Objective
Omit any picture, and return the remaining data exactly as written.

----- Task material

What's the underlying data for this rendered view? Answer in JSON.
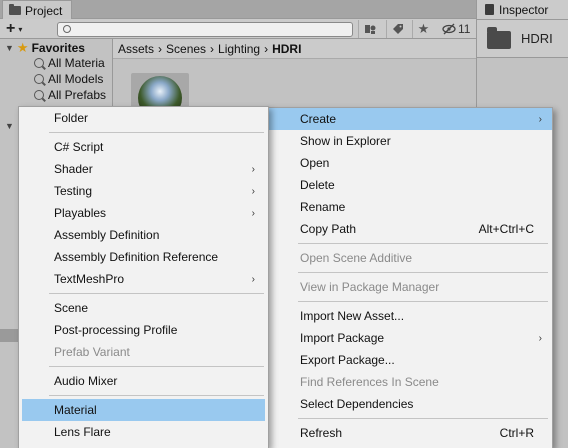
{
  "project_window": {
    "tab_label": "Project",
    "create_button": {
      "icon": "plus-icon",
      "caret": "▾"
    },
    "search": {
      "value": "",
      "placeholder": ""
    },
    "toolbar_icons": [
      "scene-filter-icon",
      "label-tag-icon",
      "favorite-star-icon"
    ],
    "hidden_count": "11",
    "favorites": {
      "header": "Favorites",
      "items": [
        "All Materia",
        "All Models",
        "All Prefabs"
      ]
    },
    "breadcrumb": [
      "Assets",
      "Scenes",
      "Lighting",
      "HDRI"
    ],
    "asset_thumbnail": "hdri-sphere-thumbnail"
  },
  "inspector": {
    "tab_label": "Inspector",
    "title": "HDRI"
  },
  "context_menu": {
    "items": [
      {
        "label": "Create",
        "submenu": true,
        "selected": true
      },
      {
        "label": "Show in Explorer"
      },
      {
        "label": "Open"
      },
      {
        "label": "Delete"
      },
      {
        "label": "Rename"
      },
      {
        "label": "Copy Path",
        "shortcut": "Alt+Ctrl+C"
      },
      {
        "label": "Open Scene Additive",
        "disabled": true
      },
      {
        "label": "View in Package Manager",
        "disabled": true
      },
      {
        "label": "Import New Asset..."
      },
      {
        "label": "Import Package",
        "submenu": true
      },
      {
        "label": "Export Package..."
      },
      {
        "label": "Find References In Scene",
        "disabled": true
      },
      {
        "label": "Select Dependencies"
      },
      {
        "label": "Refresh",
        "shortcut": "Ctrl+R"
      }
    ]
  },
  "create_submenu": {
    "items": [
      {
        "label": "Folder"
      },
      {
        "label": "C# Script"
      },
      {
        "label": "Shader",
        "submenu": true
      },
      {
        "label": "Testing",
        "submenu": true
      },
      {
        "label": "Playables",
        "submenu": true
      },
      {
        "label": "Assembly Definition"
      },
      {
        "label": "Assembly Definition Reference"
      },
      {
        "label": "TextMeshPro",
        "submenu": true
      },
      {
        "label": "Scene"
      },
      {
        "label": "Post-processing Profile"
      },
      {
        "label": "Prefab Variant",
        "disabled": true
      },
      {
        "label": "Audio Mixer"
      },
      {
        "label": "Material",
        "selected": true
      },
      {
        "label": "Lens Flare"
      }
    ]
  },
  "colors": {
    "highlight": "#99c9ef",
    "menu_bg": "#f2f2f2",
    "disabled_text": "#8a8a8a",
    "panel_bg": "#c2c2c2"
  }
}
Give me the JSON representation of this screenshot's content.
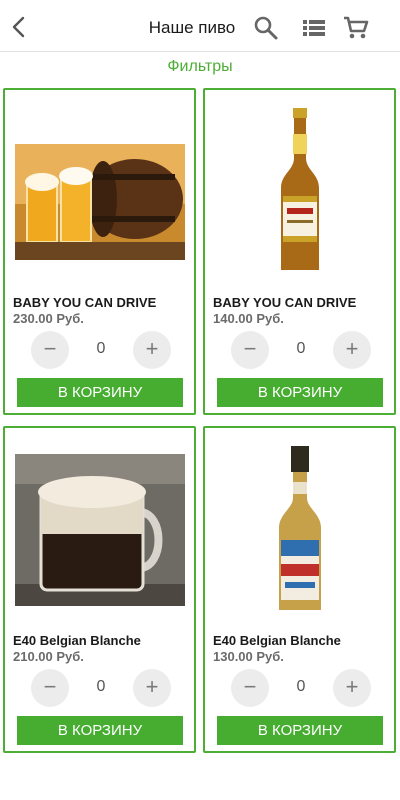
{
  "header": {
    "title": "Наше пиво",
    "back_icon": "chevron-left-icon",
    "search_icon": "search-icon",
    "list_icon": "list-view-icon",
    "cart_icon": "shopping-cart-icon"
  },
  "filters_label": "Фильтры",
  "colors": {
    "accent": "#46ad31",
    "border": "#4cae34",
    "stepper_bg": "#ececec"
  },
  "products": [
    {
      "name": "BABY YOU CAN DRIVE",
      "price": "230.00 Руб.",
      "qty": "0",
      "add_label": "В КОРЗИНУ",
      "image": "beer-glasses-and-barrel"
    },
    {
      "name": "BABY YOU CAN DRIVE",
      "price": "140.00 Руб.",
      "qty": "0",
      "add_label": "В КОРЗИНУ",
      "image": "beer-bottle-light"
    },
    {
      "name": "E40 Belgian Blanche",
      "price": "210.00 Руб.",
      "qty": "0",
      "add_label": "В КОРЗИНУ",
      "image": "dark-beer-mug"
    },
    {
      "name": "E40 Belgian Blanche",
      "price": "130.00 Руб.",
      "qty": "0",
      "add_label": "В КОРЗИНУ",
      "image": "beer-bottle-blanche"
    }
  ],
  "stepper": {
    "minus": "−",
    "plus": "+"
  }
}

----------

Solved exercise
What's the underlying data for this rendered view? Answer in JSON.
{
  "project_window": {
    "tab_label": "Project",
    "create_button": {
      "icon": "plus-icon",
      "caret": "▾"
    },
    "search": {
      "value": "",
      "placeholder": ""
    },
    "toolbar_icons": [
      "scene-filter-icon",
      "label-tag-icon",
      "favorite-star-icon"
    ],
    "hidden_count": "11",
    "favorites": {
      "header": "Favorites",
      "items": [
        "All Materia",
        "All Models",
        "All Prefabs"
      ]
    },
    "breadcrumb": [
      "Assets",
      "Scenes",
      "Lighting",
      "HDRI"
    ],
    "asset_thumbnail": "hdri-sphere-thumbnail"
  },
  "inspector": {
    "tab_label": "Inspector",
    "title": "HDRI"
  },
  "context_menu": {
    "items": [
      {
        "label": "Create",
        "submenu": true,
        "selected": true
      },
      {
        "label": "Show in Explorer"
      },
      {
        "label": "Open"
      },
      {
        "label": "Delete"
      },
      {
        "label": "Rename"
      },
      {
        "label": "Copy Path",
        "shortcut": "Alt+Ctrl+C"
      },
      {
        "label": "Open Scene Additive",
        "disabled": true
      },
      {
        "label": "View in Package Manager",
        "disabled": true
      },
      {
        "label": "Import New Asset..."
      },
      {
        "label": "Import Package",
        "submenu": true
      },
      {
        "label": "Export Package..."
      },
      {
        "label": "Find References In Scene",
        "disabled": true
      },
      {
        "label": "Select Dependencies"
      },
      {
        "label": "Refresh",
        "shortcut": "Ctrl+R"
      }
    ]
  },
  "create_submenu": {
    "items": [
      {
        "label": "Folder"
      },
      {
        "label": "C# Script"
      },
      {
        "label": "Shader",
        "submenu": true
      },
      {
        "label": "Testing",
        "submenu": true
      },
      {
        "label": "Playables",
        "submenu": true
      },
      {
        "label": "Assembly Definition"
      },
      {
        "label": "Assembly Definition Reference"
      },
      {
        "label": "TextMeshPro",
        "submenu": true
      },
      {
        "label": "Scene"
      },
      {
        "label": "Post-processing Profile"
      },
      {
        "label": "Prefab Variant",
        "disabled": true
      },
      {
        "label": "Audio Mixer"
      },
      {
        "label": "Material",
        "selected": true
      },
      {
        "label": "Lens Flare"
      }
    ]
  },
  "colors": {
    "highlight": "#99c9ef",
    "menu_bg": "#f2f2f2",
    "disabled_text": "#8a8a8a",
    "panel_bg": "#c2c2c2"
  }
}
Give me the JSON representation of this screenshot's content.
{
  "header": {
    "title": "Наше пиво",
    "back_icon": "chevron-left-icon",
    "search_icon": "search-icon",
    "list_icon": "list-view-icon",
    "cart_icon": "shopping-cart-icon"
  },
  "filters_label": "Фильтры",
  "colors": {
    "accent": "#46ad31",
    "border": "#4cae34",
    "stepper_bg": "#ececec"
  },
  "products": [
    {
      "name": "BABY YOU CAN DRIVE",
      "price": "230.00 Руб.",
      "qty": "0",
      "add_label": "В КОРЗИНУ",
      "image": "beer-glasses-and-barrel"
    },
    {
      "name": "BABY YOU CAN DRIVE",
      "price": "140.00 Руб.",
      "qty": "0",
      "add_label": "В КОРЗИНУ",
      "image": "beer-bottle-light"
    },
    {
      "name": "E40 Belgian Blanche",
      "price": "210.00 Руб.",
      "qty": "0",
      "add_label": "В КОРЗИНУ",
      "image": "dark-beer-mug"
    },
    {
      "name": "E40 Belgian Blanche",
      "price": "130.00 Руб.",
      "qty": "0",
      "add_label": "В КОРЗИНУ",
      "image": "beer-bottle-blanche"
    }
  ],
  "stepper": {
    "minus": "−",
    "plus": "+"
  }
}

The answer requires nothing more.